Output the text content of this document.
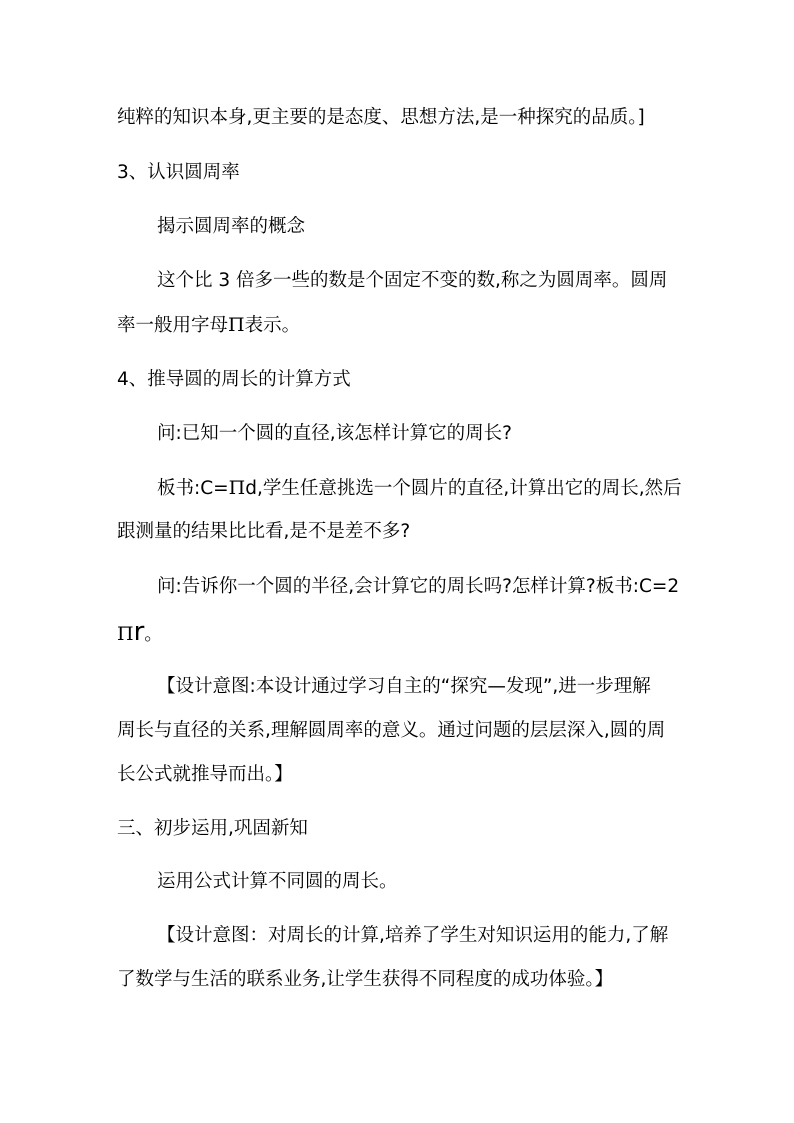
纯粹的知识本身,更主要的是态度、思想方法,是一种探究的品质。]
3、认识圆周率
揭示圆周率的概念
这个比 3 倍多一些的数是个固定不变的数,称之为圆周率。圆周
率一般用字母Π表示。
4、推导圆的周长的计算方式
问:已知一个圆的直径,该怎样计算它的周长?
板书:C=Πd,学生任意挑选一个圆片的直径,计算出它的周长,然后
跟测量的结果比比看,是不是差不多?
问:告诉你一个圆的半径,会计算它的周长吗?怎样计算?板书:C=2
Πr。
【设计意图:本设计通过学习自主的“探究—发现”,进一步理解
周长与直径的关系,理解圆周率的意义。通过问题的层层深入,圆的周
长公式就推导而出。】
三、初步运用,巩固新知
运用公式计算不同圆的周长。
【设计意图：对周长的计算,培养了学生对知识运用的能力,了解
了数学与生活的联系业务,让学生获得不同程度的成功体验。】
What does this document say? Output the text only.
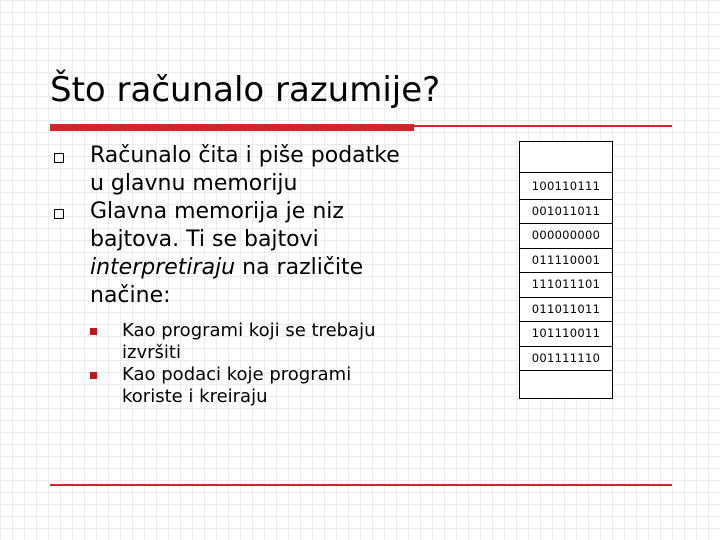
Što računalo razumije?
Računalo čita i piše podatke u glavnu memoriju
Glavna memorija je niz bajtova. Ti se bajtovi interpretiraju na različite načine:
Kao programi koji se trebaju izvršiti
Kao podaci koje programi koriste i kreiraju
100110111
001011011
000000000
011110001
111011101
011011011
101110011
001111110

· · · · · · ·

#### Written instruction:
Where a line contains "document", copy that line.

#### Response to this exercise:
Output the text content of this document.
What does this document say? Output the text only.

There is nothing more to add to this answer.